* Short exercise: Return every one of the rows below word for word, leaving out the pictures.

(Rows from a layout dataset)
_ _ _
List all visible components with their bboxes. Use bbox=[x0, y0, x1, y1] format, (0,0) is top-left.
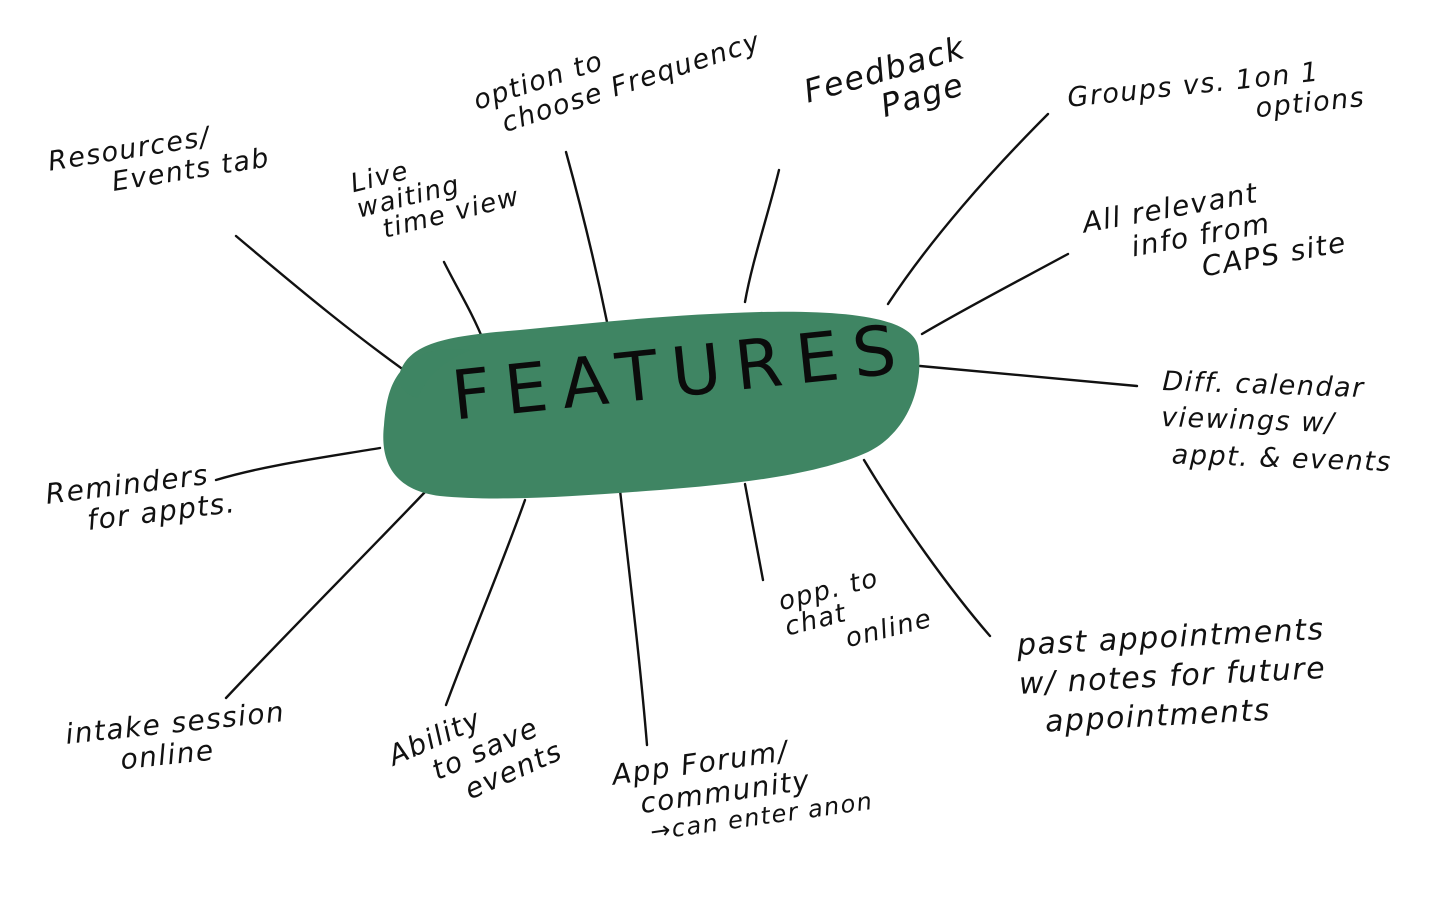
connector-live-waiting bbox=[442, 260, 486, 344]
connector-chat bbox=[743, 482, 765, 582]
connector-intake bbox=[224, 490, 427, 700]
feature-past-appointments: past appointments w/ notes for future ap… bbox=[1016, 611, 1327, 740]
connector-calendar bbox=[918, 364, 1139, 388]
feature-calendar-viewings: Diff. calendar viewings w/ appt. & event… bbox=[1160, 365, 1393, 478]
connector-feedback bbox=[743, 168, 781, 304]
connector-groups bbox=[886, 112, 1050, 306]
connector-resources bbox=[234, 234, 427, 387]
connector-caps-info bbox=[920, 252, 1070, 336]
connector-save-events bbox=[444, 498, 527, 707]
connector-reminders bbox=[214, 446, 382, 482]
connector-frequency bbox=[564, 150, 609, 324]
connector-forum bbox=[618, 488, 649, 747]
_ _ _
* Answer to the task:
List all visible components with their bboxes. Use bbox=[x0, y0, x1, y1] format, (0,0) is top-left.
connector-live-waiting bbox=[442, 260, 486, 344]
connector-chat bbox=[743, 482, 765, 582]
connector-intake bbox=[224, 490, 427, 700]
feature-past-appointments: past appointments w/ notes for future ap… bbox=[1016, 611, 1327, 740]
connector-calendar bbox=[918, 364, 1139, 388]
feature-calendar-viewings: Diff. calendar viewings w/ appt. & event… bbox=[1160, 365, 1393, 478]
connector-feedback bbox=[743, 168, 781, 304]
connector-groups bbox=[886, 112, 1050, 306]
connector-resources bbox=[234, 234, 427, 387]
connector-caps-info bbox=[920, 252, 1070, 336]
connector-save-events bbox=[444, 498, 527, 707]
connector-reminders bbox=[214, 446, 382, 482]
connector-frequency bbox=[564, 150, 609, 324]
connector-forum bbox=[618, 488, 649, 747]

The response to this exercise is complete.